# The task:
Gather the lines from the material that contain "JSON".

# start of Working data

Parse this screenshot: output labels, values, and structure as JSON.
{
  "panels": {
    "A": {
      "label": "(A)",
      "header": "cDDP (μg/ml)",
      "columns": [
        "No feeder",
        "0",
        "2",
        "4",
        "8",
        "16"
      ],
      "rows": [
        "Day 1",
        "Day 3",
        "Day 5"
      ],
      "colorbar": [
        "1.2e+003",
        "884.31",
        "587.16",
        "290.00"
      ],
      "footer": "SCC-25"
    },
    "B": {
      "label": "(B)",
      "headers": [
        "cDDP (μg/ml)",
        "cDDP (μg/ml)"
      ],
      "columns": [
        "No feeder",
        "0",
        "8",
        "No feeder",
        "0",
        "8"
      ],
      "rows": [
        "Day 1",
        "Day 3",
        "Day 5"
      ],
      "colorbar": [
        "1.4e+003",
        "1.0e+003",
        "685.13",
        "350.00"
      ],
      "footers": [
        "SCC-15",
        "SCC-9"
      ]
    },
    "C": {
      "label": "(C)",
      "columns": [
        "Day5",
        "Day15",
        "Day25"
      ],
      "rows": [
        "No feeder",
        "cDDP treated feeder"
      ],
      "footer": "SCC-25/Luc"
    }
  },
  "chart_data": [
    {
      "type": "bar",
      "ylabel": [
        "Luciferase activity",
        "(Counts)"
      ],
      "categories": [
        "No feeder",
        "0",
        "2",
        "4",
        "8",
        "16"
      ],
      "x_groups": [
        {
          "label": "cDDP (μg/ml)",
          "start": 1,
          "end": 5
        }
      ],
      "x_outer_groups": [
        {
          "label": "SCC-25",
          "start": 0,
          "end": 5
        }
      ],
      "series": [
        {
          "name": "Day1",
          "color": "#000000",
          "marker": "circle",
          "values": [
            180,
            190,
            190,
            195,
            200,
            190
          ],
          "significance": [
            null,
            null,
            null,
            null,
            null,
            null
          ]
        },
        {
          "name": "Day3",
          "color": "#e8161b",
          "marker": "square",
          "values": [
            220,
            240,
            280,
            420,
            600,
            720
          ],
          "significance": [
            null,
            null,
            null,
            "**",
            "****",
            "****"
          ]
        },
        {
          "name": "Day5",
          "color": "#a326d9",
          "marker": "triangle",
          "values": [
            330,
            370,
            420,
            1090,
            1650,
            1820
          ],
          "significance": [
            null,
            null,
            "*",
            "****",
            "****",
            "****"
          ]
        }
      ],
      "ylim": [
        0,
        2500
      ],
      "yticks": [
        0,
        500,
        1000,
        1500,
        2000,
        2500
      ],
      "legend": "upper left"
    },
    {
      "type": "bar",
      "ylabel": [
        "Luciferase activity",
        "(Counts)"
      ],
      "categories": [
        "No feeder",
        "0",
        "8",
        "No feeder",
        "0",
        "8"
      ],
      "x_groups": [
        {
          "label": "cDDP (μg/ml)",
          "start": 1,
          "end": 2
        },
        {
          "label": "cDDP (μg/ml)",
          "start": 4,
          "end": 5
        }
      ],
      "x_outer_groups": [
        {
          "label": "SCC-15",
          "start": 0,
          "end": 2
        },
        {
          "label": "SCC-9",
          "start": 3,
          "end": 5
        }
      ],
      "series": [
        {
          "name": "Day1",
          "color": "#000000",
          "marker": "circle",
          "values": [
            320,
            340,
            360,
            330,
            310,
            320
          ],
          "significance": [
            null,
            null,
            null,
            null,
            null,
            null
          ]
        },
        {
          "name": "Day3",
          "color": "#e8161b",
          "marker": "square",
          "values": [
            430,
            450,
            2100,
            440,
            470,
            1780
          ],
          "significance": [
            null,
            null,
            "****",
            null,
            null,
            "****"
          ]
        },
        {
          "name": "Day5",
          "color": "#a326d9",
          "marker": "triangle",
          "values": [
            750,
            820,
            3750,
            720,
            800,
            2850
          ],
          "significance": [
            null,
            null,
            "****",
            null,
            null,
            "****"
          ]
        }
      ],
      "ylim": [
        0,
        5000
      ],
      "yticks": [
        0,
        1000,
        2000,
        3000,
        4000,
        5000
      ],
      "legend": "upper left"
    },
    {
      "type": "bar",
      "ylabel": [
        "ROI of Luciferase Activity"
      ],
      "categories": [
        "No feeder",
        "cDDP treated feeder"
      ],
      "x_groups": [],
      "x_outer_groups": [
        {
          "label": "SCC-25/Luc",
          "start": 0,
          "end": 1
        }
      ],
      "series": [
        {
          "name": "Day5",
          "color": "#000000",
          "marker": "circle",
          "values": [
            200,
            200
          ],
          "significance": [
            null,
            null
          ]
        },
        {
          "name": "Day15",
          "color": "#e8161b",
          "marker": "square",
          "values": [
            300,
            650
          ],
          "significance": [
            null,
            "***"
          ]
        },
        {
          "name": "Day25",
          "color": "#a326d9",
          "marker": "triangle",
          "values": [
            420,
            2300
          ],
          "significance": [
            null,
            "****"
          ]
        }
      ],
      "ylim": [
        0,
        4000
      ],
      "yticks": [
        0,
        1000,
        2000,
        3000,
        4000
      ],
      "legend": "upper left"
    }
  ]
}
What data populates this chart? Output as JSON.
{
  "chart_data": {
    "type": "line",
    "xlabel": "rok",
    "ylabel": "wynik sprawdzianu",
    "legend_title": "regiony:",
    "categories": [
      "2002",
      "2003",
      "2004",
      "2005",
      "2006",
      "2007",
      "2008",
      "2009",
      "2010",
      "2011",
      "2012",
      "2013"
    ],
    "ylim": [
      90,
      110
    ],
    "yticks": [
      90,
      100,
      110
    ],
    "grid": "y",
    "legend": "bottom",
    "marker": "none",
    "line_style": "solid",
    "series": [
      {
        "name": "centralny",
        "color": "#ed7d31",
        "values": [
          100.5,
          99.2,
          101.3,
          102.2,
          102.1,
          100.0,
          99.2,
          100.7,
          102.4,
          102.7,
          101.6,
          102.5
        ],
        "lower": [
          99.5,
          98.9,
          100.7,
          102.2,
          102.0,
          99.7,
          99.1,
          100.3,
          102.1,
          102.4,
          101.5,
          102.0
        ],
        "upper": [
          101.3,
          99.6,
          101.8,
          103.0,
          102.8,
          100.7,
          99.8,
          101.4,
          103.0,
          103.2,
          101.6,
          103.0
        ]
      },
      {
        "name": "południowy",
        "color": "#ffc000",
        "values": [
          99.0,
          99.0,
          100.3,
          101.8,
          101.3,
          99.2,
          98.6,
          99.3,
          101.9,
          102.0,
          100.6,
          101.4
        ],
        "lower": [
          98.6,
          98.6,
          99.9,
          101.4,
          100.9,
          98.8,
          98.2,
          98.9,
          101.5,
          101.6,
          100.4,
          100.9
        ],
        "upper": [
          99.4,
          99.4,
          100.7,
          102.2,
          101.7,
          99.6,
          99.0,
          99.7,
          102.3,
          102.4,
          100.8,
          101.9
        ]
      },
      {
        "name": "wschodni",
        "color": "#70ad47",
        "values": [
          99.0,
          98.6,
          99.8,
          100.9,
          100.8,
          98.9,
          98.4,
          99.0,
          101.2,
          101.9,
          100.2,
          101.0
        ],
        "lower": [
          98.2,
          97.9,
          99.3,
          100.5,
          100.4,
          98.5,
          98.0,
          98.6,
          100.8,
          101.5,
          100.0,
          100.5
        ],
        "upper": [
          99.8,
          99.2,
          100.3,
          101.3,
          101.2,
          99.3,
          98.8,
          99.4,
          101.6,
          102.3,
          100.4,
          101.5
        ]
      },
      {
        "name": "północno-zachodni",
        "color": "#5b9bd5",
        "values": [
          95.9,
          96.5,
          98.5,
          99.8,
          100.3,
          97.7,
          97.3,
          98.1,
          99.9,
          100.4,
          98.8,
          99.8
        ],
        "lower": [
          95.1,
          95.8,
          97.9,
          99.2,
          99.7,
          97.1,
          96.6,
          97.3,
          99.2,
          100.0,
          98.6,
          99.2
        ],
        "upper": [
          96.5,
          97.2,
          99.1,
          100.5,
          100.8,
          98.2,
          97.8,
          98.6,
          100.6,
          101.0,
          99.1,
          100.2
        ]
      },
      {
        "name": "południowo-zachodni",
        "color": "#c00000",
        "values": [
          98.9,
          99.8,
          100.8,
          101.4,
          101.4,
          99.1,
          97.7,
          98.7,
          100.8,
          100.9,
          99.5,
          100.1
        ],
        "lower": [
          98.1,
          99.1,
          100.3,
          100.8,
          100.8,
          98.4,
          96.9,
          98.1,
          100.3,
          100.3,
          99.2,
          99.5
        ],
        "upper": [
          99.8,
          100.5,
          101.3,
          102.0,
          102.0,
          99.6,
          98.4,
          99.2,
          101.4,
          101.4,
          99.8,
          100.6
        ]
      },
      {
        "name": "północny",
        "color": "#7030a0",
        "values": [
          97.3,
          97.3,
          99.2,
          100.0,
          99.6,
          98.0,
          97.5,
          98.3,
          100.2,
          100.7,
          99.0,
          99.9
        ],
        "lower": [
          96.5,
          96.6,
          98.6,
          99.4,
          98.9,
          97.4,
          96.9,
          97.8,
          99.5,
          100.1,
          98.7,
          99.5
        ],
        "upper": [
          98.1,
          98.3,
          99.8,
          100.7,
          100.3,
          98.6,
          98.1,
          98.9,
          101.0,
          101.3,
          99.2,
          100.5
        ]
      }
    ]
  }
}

# end of Working data

# Solution for this problem:
Parse this screenshot: output labels, values, and structure as JSON.
What data populates this chart? Output as JSON.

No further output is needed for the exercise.